Objective
Transcribe the entries below exactly.

Stored records
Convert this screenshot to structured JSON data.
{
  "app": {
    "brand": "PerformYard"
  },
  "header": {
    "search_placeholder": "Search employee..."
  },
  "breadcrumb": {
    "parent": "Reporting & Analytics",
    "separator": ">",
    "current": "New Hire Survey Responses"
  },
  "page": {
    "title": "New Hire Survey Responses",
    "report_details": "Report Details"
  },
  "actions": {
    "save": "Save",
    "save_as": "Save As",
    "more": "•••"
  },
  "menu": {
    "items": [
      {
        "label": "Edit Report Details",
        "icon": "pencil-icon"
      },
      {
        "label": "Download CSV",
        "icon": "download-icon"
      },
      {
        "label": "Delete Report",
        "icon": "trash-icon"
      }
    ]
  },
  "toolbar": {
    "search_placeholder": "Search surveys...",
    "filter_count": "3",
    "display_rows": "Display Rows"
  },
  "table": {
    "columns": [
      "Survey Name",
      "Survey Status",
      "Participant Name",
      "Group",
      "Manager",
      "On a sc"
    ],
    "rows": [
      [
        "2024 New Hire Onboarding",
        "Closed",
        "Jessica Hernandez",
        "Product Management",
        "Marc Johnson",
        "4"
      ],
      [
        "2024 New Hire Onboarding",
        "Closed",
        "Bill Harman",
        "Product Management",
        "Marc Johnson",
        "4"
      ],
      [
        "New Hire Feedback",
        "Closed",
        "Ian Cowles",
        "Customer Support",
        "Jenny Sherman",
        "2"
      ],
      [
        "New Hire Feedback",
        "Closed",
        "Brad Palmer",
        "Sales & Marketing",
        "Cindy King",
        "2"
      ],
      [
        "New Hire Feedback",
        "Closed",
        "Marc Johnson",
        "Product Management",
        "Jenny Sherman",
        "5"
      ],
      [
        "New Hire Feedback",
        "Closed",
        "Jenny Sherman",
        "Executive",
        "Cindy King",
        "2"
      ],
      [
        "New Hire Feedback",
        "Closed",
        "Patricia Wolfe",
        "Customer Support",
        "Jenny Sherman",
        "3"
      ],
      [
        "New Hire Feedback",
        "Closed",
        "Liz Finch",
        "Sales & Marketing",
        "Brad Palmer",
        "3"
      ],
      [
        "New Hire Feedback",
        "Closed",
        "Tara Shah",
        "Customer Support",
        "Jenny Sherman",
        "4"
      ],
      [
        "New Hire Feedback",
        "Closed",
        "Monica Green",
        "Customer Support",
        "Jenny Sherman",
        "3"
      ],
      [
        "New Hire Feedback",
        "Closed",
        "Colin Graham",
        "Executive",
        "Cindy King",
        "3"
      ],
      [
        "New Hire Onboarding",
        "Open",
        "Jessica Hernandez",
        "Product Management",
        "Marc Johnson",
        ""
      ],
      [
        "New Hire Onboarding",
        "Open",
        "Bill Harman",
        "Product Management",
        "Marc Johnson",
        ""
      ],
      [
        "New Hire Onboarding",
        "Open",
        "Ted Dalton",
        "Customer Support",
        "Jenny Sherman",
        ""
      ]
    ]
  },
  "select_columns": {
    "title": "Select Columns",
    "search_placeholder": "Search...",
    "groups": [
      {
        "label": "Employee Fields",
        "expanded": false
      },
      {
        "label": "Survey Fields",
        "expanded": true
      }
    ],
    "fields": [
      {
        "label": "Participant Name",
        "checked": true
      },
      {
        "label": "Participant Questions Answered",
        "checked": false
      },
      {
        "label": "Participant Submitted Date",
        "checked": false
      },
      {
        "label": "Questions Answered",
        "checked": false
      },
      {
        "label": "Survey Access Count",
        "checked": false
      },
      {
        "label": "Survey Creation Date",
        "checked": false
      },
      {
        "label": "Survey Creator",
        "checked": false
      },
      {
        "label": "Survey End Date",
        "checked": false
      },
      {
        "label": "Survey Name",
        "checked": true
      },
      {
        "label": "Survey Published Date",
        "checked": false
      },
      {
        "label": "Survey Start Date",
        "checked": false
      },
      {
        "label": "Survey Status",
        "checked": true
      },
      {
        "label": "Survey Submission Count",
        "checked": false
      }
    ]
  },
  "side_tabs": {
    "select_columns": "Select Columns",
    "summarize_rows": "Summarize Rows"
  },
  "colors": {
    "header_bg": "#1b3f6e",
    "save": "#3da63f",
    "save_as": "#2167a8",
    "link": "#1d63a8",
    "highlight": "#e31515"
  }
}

Solution to this problem
Convert this screenshot to structured JSON data.
{
  "app": {
    "brand": "PerformYard"
  },
  "header": {
    "search_placeholder": "Search employee..."
  },
  "breadcrumb": {
    "parent": "Reporting & Analytics",
    "separator": ">",
    "current": "New Hire Survey Responses"
  },
  "page": {
    "title": "New Hire Survey Responses",
    "report_details": "Report Details"
  },
  "actions": {
    "save": "Save",
    "save_as": "Save As",
    "more": "•••"
  },
  "menu": {
    "items": [
      {
        "label": "Edit Report Details",
        "icon": "pencil-icon"
      },
      {
        "label": "Download CSV",
        "icon": "download-icon"
      },
      {
        "label": "Delete Report",
        "icon": "trash-icon"
      }
    ]
  },
  "toolbar": {
    "search_placeholder": "Search surveys...",
    "filter_count": "3",
    "display_rows": "Display Rows"
  },
  "table": {
    "columns": [
      "Survey Name",
      "Survey Status",
      "Participant Name",
      "Group",
      "Manager",
      "On a sc"
    ],
    "rows": [
      [
        "2024 New Hire Onboarding",
        "Closed",
        "Jessica Hernandez",
        "Product Management",
        "Marc Johnson",
        "4"
      ],
      [
        "2024 New Hire Onboarding",
        "Closed",
        "Bill Harman",
        "Product Management",
        "Marc Johnson",
        "4"
      ],
      [
        "New Hire Feedback",
        "Closed",
        "Ian Cowles",
        "Customer Support",
        "Jenny Sherman",
        "2"
      ],
      [
        "New Hire Feedback",
        "Closed",
        "Brad Palmer",
        "Sales & Marketing",
        "Cindy King",
        "2"
      ],
      [
        "New Hire Feedback",
        "Closed",
        "Marc Johnson",
        "Product Management",
        "Jenny Sherman",
        "5"
      ],
      [
        "New Hire Feedback",
        "Closed",
        "Jenny Sherman",
        "Executive",
        "Cindy King",
        "2"
      ],
      [
        "New Hire Feedback",
        "Closed",
        "Patricia Wolfe",
        "Customer Support",
        "Jenny Sherman",
        "3"
      ],
      [
        "New Hire Feedback",
        "Closed",
        "Liz Finch",
        "Sales & Marketing",
        "Brad Palmer",
        "3"
      ],
      [
        "New Hire Feedback",
        "Closed",
        "Tara Shah",
        "Customer Support",
        "Jenny Sherman",
        "4"
      ],
      [
        "New Hire Feedback",
        "Closed",
        "Monica Green",
        "Customer Support",
        "Jenny Sherman",
        "3"
      ],
      [
        "New Hire Feedback",
        "Closed",
        "Colin Graham",
        "Executive",
        "Cindy King",
        "3"
      ],
      [
        "New Hire Onboarding",
        "Open",
        "Jessica Hernandez",
        "Product Management",
        "Marc Johnson",
        ""
      ],
      [
        "New Hire Onboarding",
        "Open",
        "Bill Harman",
        "Product Management",
        "Marc Johnson",
        ""
      ],
      [
        "New Hire Onboarding",
        "Open",
        "Ted Dalton",
        "Customer Support",
        "Jenny Sherman",
        ""
      ]
    ]
  },
  "select_columns": {
    "title": "Select Columns",
    "search_placeholder": "Search...",
    "groups": [
      {
        "label": "Employee Fields",
        "expanded": false
      },
      {
        "label": "Survey Fields",
        "expanded": true
      }
    ],
    "fields": [
      {
        "label": "Participant Name",
        "checked": true
      },
      {
        "label": "Participant Questions Answered",
        "checked": false
      },
      {
        "label": "Participant Submitted Date",
        "checked": false
      },
      {
        "label": "Questions Answered",
        "checked": false
      },
      {
        "label": "Survey Access Count",
        "checked": false
      },
      {
        "label": "Survey Creation Date",
        "checked": false
      },
      {
        "label": "Survey Creator",
        "checked": false
      },
      {
        "label": "Survey End Date",
        "checked": false
      },
      {
        "label": "Survey Name",
        "checked": true
      },
      {
        "label": "Survey Published Date",
        "checked": false
      },
      {
        "label": "Survey Start Date",
        "checked": false
      },
      {
        "label": "Survey Status",
        "checked": true
      },
      {
        "label": "Survey Submission Count",
        "checked": false
      }
    ]
  },
  "side_tabs": {
    "select_columns": "Select Columns",
    "summarize_rows": "Summarize Rows"
  },
  "colors": {
    "header_bg": "#1b3f6e",
    "save": "#3da63f",
    "save_as": "#2167a8",
    "link": "#1d63a8",
    "highlight": "#e31515"
  }
}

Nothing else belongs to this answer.